[Figure record extracts]

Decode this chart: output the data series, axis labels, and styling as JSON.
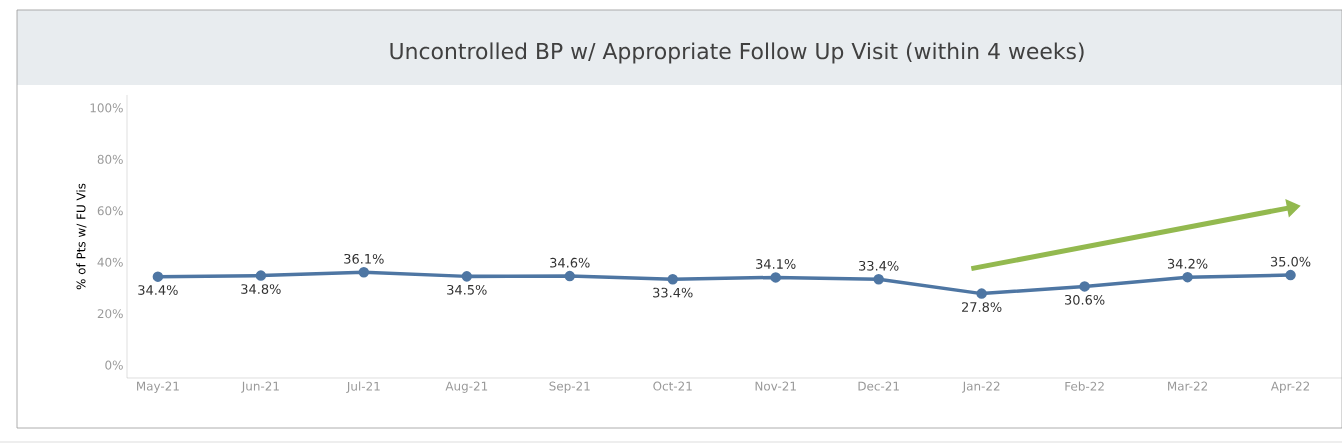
{
  "chart_data": {
    "type": "line",
    "title": "Uncontrolled BP w/ Appropriate Follow Up Visit (within 4 weeks)",
    "ylabel": "% of Pts w/ FU Vis",
    "categories": [
      "May-21",
      "Jun-21",
      "Jul-21",
      "Aug-21",
      "Sep-21",
      "Oct-21",
      "Nov-21",
      "Dec-21",
      "Jan-22",
      "Feb-22",
      "Mar-22",
      "Apr-22"
    ],
    "series": [
      {
        "color": "#4e76a3",
        "values": [
          34.4,
          34.8,
          36.1,
          34.5,
          34.6,
          33.4,
          34.1,
          33.4,
          27.8,
          30.6,
          34.2,
          35.0
        ],
        "value_labels": [
          "34.4%",
          "34.8%",
          "36.1%",
          "34.5%",
          "34.6%",
          "33.4%",
          "34.1%",
          "33.4%",
          "27.8%",
          "30.6%",
          "34.2%",
          "35.0%"
        ]
      }
    ],
    "ylim": [
      -5,
      105
    ],
    "yticks": [
      {
        "value": 0,
        "label": "0%"
      },
      {
        "value": 20,
        "label": "20%"
      },
      {
        "value": 40,
        "label": "40%"
      },
      {
        "value": 60,
        "label": "60%"
      },
      {
        "value": 80,
        "label": "80%"
      },
      {
        "value": 100,
        "label": "100%"
      }
    ],
    "marker": "circle",
    "line_style": "solid",
    "grid": false
  }
}
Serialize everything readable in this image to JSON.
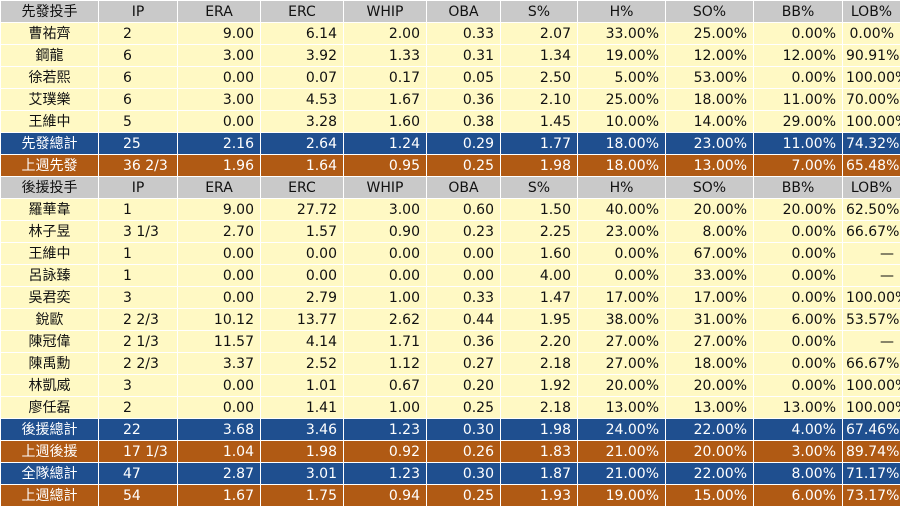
{
  "columns": [
    "IP",
    "ERA",
    "ERC",
    "WHIP",
    "OBA",
    "S%",
    "H%",
    "SO%",
    "BB%",
    "LOB%"
  ],
  "sections": [
    {
      "header": "先發投手",
      "rows": [
        {
          "name": "曹祐齊",
          "values": [
            "2",
            "9.00",
            "6.14",
            "2.00",
            "0.33",
            "2.07",
            "33.00%",
            "25.00%",
            "0.00%",
            "0.00%"
          ]
        },
        {
          "name": "鋼龍",
          "values": [
            "6",
            "3.00",
            "3.92",
            "1.33",
            "0.31",
            "1.34",
            "19.00%",
            "12.00%",
            "12.00%",
            "90.91%"
          ]
        },
        {
          "name": "徐若熙",
          "values": [
            "6",
            "0.00",
            "0.07",
            "0.17",
            "0.05",
            "2.50",
            "5.00%",
            "53.00%",
            "0.00%",
            "100.00%"
          ]
        },
        {
          "name": "艾璞樂",
          "values": [
            "6",
            "3.00",
            "4.53",
            "1.67",
            "0.36",
            "2.10",
            "25.00%",
            "18.00%",
            "11.00%",
            "70.00%"
          ]
        },
        {
          "name": "王維中",
          "values": [
            "5",
            "0.00",
            "3.28",
            "1.60",
            "0.38",
            "1.45",
            "10.00%",
            "14.00%",
            "29.00%",
            "100.00%"
          ]
        }
      ],
      "summaries": [
        {
          "type": "total",
          "name": "先發總計",
          "values": [
            "25",
            "2.16",
            "2.64",
            "1.24",
            "0.29",
            "1.77",
            "18.00%",
            "23.00%",
            "11.00%",
            "74.32%"
          ]
        },
        {
          "type": "lastweek",
          "name": "上週先發",
          "values": [
            "36 2/3",
            "1.96",
            "1.64",
            "0.95",
            "0.25",
            "1.98",
            "18.00%",
            "13.00%",
            "7.00%",
            "65.48%"
          ]
        }
      ]
    },
    {
      "header": "後援投手",
      "rows": [
        {
          "name": "羅華韋",
          "values": [
            "1",
            "9.00",
            "27.72",
            "3.00",
            "0.60",
            "1.50",
            "40.00%",
            "20.00%",
            "20.00%",
            "62.50%"
          ]
        },
        {
          "name": "林子昱",
          "values": [
            "3 1/3",
            "2.70",
            "1.57",
            "0.90",
            "0.23",
            "2.25",
            "23.00%",
            "8.00%",
            "0.00%",
            "66.67%"
          ]
        },
        {
          "name": "王維中",
          "values": [
            "1",
            "0.00",
            "0.00",
            "0.00",
            "0.00",
            "1.60",
            "0.00%",
            "67.00%",
            "0.00%",
            "—"
          ]
        },
        {
          "name": "呂詠臻",
          "values": [
            "1",
            "0.00",
            "0.00",
            "0.00",
            "0.00",
            "4.00",
            "0.00%",
            "33.00%",
            "0.00%",
            "—"
          ]
        },
        {
          "name": "吳君奕",
          "values": [
            "3",
            "0.00",
            "2.79",
            "1.00",
            "0.33",
            "1.47",
            "17.00%",
            "17.00%",
            "0.00%",
            "100.00%"
          ]
        },
        {
          "name": "銳歐",
          "values": [
            "2 2/3",
            "10.12",
            "13.77",
            "2.62",
            "0.44",
            "1.95",
            "38.00%",
            "31.00%",
            "6.00%",
            "53.57%"
          ]
        },
        {
          "name": "陳冠偉",
          "values": [
            "2 1/3",
            "11.57",
            "4.14",
            "1.71",
            "0.36",
            "2.20",
            "27.00%",
            "27.00%",
            "0.00%",
            "—"
          ]
        },
        {
          "name": "陳禹勳",
          "values": [
            "2 2/3",
            "3.37",
            "2.52",
            "1.12",
            "0.27",
            "2.18",
            "27.00%",
            "18.00%",
            "0.00%",
            "66.67%"
          ]
        },
        {
          "name": "林凱威",
          "values": [
            "3",
            "0.00",
            "1.01",
            "0.67",
            "0.20",
            "1.92",
            "20.00%",
            "20.00%",
            "0.00%",
            "100.00%"
          ]
        },
        {
          "name": "廖任磊",
          "values": [
            "2",
            "0.00",
            "1.41",
            "1.00",
            "0.25",
            "2.18",
            "13.00%",
            "13.00%",
            "13.00%",
            "100.00%"
          ]
        }
      ],
      "summaries": [
        {
          "type": "total",
          "name": "後援總計",
          "values": [
            "22",
            "3.68",
            "3.46",
            "1.23",
            "0.30",
            "1.98",
            "24.00%",
            "22.00%",
            "4.00%",
            "67.46%"
          ]
        },
        {
          "type": "lastweek",
          "name": "上週後援",
          "values": [
            "17 1/3",
            "1.04",
            "1.98",
            "0.92",
            "0.26",
            "1.83",
            "21.00%",
            "20.00%",
            "3.00%",
            "89.74%"
          ]
        },
        {
          "type": "total",
          "name": "全隊總計",
          "values": [
            "47",
            "2.87",
            "3.01",
            "1.23",
            "0.30",
            "1.87",
            "21.00%",
            "22.00%",
            "8.00%",
            "71.17%"
          ]
        },
        {
          "type": "lastweek",
          "name": "上週總計",
          "values": [
            "54",
            "1.67",
            "1.75",
            "0.94",
            "0.25",
            "1.93",
            "19.00%",
            "15.00%",
            "6.00%",
            "73.17%"
          ]
        }
      ]
    }
  ]
}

▶ **EXERCISE DESCRIPTION**
Copy the data character for character, but drop all pictures from the copy.

▶ **COMPLETE OUTPUT**
Decode this chart: output the data series, axis labels, and styling as JSON.
{
  "chart_data": {
    "type": "line",
    "title": "Uncontrolled BP w/ Appropriate Follow Up Visit (within 4 weeks)",
    "ylabel": "% of Pts w/ FU Vis",
    "categories": [
      "May-21",
      "Jun-21",
      "Jul-21",
      "Aug-21",
      "Sep-21",
      "Oct-21",
      "Nov-21",
      "Dec-21",
      "Jan-22",
      "Feb-22",
      "Mar-22",
      "Apr-22"
    ],
    "series": [
      {
        "color": "#4e76a3",
        "values": [
          34.4,
          34.8,
          36.1,
          34.5,
          34.6,
          33.4,
          34.1,
          33.4,
          27.8,
          30.6,
          34.2,
          35.0
        ],
        "value_labels": [
          "34.4%",
          "34.8%",
          "36.1%",
          "34.5%",
          "34.6%",
          "33.4%",
          "34.1%",
          "33.4%",
          "27.8%",
          "30.6%",
          "34.2%",
          "35.0%"
        ]
      }
    ],
    "ylim": [
      -5,
      105
    ],
    "yticks": [
      {
        "value": 0,
        "label": "0%"
      },
      {
        "value": 20,
        "label": "20%"
      },
      {
        "value": 40,
        "label": "40%"
      },
      {
        "value": 60,
        "label": "60%"
      },
      {
        "value": 80,
        "label": "80%"
      },
      {
        "value": 100,
        "label": "100%"
      }
    ],
    "marker": "circle",
    "line_style": "solid",
    "grid": false
  }
}
Serialize everything readable in this image to JSON.
{
  "columns": [
    "IP",
    "ERA",
    "ERC",
    "WHIP",
    "OBA",
    "S%",
    "H%",
    "SO%",
    "BB%",
    "LOB%"
  ],
  "sections": [
    {
      "header": "先發投手",
      "rows": [
        {
          "name": "曹祐齊",
          "values": [
            "2",
            "9.00",
            "6.14",
            "2.00",
            "0.33",
            "2.07",
            "33.00%",
            "25.00%",
            "0.00%",
            "0.00%"
          ]
        },
        {
          "name": "鋼龍",
          "values": [
            "6",
            "3.00",
            "3.92",
            "1.33",
            "0.31",
            "1.34",
            "19.00%",
            "12.00%",
            "12.00%",
            "90.91%"
          ]
        },
        {
          "name": "徐若熙",
          "values": [
            "6",
            "0.00",
            "0.07",
            "0.17",
            "0.05",
            "2.50",
            "5.00%",
            "53.00%",
            "0.00%",
            "100.00%"
          ]
        },
        {
          "name": "艾璞樂",
          "values": [
            "6",
            "3.00",
            "4.53",
            "1.67",
            "0.36",
            "2.10",
            "25.00%",
            "18.00%",
            "11.00%",
            "70.00%"
          ]
        },
        {
          "name": "王維中",
          "values": [
            "5",
            "0.00",
            "3.28",
            "1.60",
            "0.38",
            "1.45",
            "10.00%",
            "14.00%",
            "29.00%",
            "100.00%"
          ]
        }
      ],
      "summaries": [
        {
          "type": "total",
          "name": "先發總計",
          "values": [
            "25",
            "2.16",
            "2.64",
            "1.24",
            "0.29",
            "1.77",
            "18.00%",
            "23.00%",
            "11.00%",
            "74.32%"
          ]
        },
        {
          "type": "lastweek",
          "name": "上週先發",
          "values": [
            "36 2/3",
            "1.96",
            "1.64",
            "0.95",
            "0.25",
            "1.98",
            "18.00%",
            "13.00%",
            "7.00%",
            "65.48%"
          ]
        }
      ]
    },
    {
      "header": "後援投手",
      "rows": [
        {
          "name": "羅華韋",
          "values": [
            "1",
            "9.00",
            "27.72",
            "3.00",
            "0.60",
            "1.50",
            "40.00%",
            "20.00%",
            "20.00%",
            "62.50%"
          ]
        },
        {
          "name": "林子昱",
          "values": [
            "3 1/3",
            "2.70",
            "1.57",
            "0.90",
            "0.23",
            "2.25",
            "23.00%",
            "8.00%",
            "0.00%",
            "66.67%"
          ]
        },
        {
          "name": "王維中",
          "values": [
            "1",
            "0.00",
            "0.00",
            "0.00",
            "0.00",
            "1.60",
            "0.00%",
            "67.00%",
            "0.00%",
            "—"
          ]
        },
        {
          "name": "呂詠臻",
          "values": [
            "1",
            "0.00",
            "0.00",
            "0.00",
            "0.00",
            "4.00",
            "0.00%",
            "33.00%",
            "0.00%",
            "—"
          ]
        },
        {
          "name": "吳君奕",
          "values": [
            "3",
            "0.00",
            "2.79",
            "1.00",
            "0.33",
            "1.47",
            "17.00%",
            "17.00%",
            "0.00%",
            "100.00%"
          ]
        },
        {
          "name": "銳歐",
          "values": [
            "2 2/3",
            "10.12",
            "13.77",
            "2.62",
            "0.44",
            "1.95",
            "38.00%",
            "31.00%",
            "6.00%",
            "53.57%"
          ]
        },
        {
          "name": "陳冠偉",
          "values": [
            "2 1/3",
            "11.57",
            "4.14",
            "1.71",
            "0.36",
            "2.20",
            "27.00%",
            "27.00%",
            "0.00%",
            "—"
          ]
        },
        {
          "name": "陳禹勳",
          "values": [
            "2 2/3",
            "3.37",
            "2.52",
            "1.12",
            "0.27",
            "2.18",
            "27.00%",
            "18.00%",
            "0.00%",
            "66.67%"
          ]
        },
        {
          "name": "林凱威",
          "values": [
            "3",
            "0.00",
            "1.01",
            "0.67",
            "0.20",
            "1.92",
            "20.00%",
            "20.00%",
            "0.00%",
            "100.00%"
          ]
        },
        {
          "name": "廖任磊",
          "values": [
            "2",
            "0.00",
            "1.41",
            "1.00",
            "0.25",
            "2.18",
            "13.00%",
            "13.00%",
            "13.00%",
            "100.00%"
          ]
        }
      ],
      "summaries": [
        {
          "type": "total",
          "name": "後援總計",
          "values": [
            "22",
            "3.68",
            "3.46",
            "1.23",
            "0.30",
            "1.98",
            "24.00%",
            "22.00%",
            "4.00%",
            "67.46%"
          ]
        },
        {
          "type": "lastweek",
          "name": "上週後援",
          "values": [
            "17 1/3",
            "1.04",
            "1.98",
            "0.92",
            "0.26",
            "1.83",
            "21.00%",
            "20.00%",
            "3.00%",
            "89.74%"
          ]
        },
        {
          "type": "total",
          "name": "全隊總計",
          "values": [
            "47",
            "2.87",
            "3.01",
            "1.23",
            "0.30",
            "1.87",
            "21.00%",
            "22.00%",
            "8.00%",
            "71.17%"
          ]
        },
        {
          "type": "lastweek",
          "name": "上週總計",
          "values": [
            "54",
            "1.67",
            "1.75",
            "0.94",
            "0.25",
            "1.93",
            "19.00%",
            "15.00%",
            "6.00%",
            "73.17%"
          ]
        }
      ]
    }
  ]
}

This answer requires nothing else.